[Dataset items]
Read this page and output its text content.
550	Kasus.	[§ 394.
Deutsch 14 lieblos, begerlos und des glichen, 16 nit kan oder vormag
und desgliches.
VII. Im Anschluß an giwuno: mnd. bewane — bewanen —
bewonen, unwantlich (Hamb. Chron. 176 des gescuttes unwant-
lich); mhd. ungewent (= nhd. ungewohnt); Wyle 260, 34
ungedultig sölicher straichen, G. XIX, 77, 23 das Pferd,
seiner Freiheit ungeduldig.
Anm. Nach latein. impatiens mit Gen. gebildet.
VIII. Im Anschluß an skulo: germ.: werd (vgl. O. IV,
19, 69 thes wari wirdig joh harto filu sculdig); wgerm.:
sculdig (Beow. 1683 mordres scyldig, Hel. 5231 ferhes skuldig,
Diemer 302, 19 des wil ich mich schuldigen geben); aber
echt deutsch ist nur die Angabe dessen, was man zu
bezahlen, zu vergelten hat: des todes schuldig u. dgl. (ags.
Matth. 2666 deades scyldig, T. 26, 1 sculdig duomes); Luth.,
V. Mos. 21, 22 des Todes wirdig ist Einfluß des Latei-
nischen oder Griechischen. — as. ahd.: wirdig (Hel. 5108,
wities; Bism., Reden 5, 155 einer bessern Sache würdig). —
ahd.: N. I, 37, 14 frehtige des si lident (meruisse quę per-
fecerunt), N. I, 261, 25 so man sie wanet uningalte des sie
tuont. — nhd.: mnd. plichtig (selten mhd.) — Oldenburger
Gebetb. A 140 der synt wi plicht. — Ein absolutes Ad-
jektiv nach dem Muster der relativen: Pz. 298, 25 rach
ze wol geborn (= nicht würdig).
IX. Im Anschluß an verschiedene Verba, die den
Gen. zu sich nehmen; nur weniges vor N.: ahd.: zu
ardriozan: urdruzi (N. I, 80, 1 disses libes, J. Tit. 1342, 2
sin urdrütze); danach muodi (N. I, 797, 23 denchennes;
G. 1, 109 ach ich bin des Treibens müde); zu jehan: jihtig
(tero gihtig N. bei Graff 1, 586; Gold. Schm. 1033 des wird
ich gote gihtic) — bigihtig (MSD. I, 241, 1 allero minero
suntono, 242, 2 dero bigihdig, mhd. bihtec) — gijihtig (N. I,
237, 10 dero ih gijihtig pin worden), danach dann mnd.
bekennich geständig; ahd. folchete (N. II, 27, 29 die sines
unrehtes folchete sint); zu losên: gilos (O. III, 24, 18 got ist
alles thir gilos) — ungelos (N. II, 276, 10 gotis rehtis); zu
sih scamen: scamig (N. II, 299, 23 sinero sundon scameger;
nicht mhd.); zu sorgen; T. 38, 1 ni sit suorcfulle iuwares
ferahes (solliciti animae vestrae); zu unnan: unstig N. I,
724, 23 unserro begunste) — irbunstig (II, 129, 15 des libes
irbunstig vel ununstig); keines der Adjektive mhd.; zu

= What needs to be done =
What is the number of lines holding the word "würdig"? State it alone.

= Complete answer =
2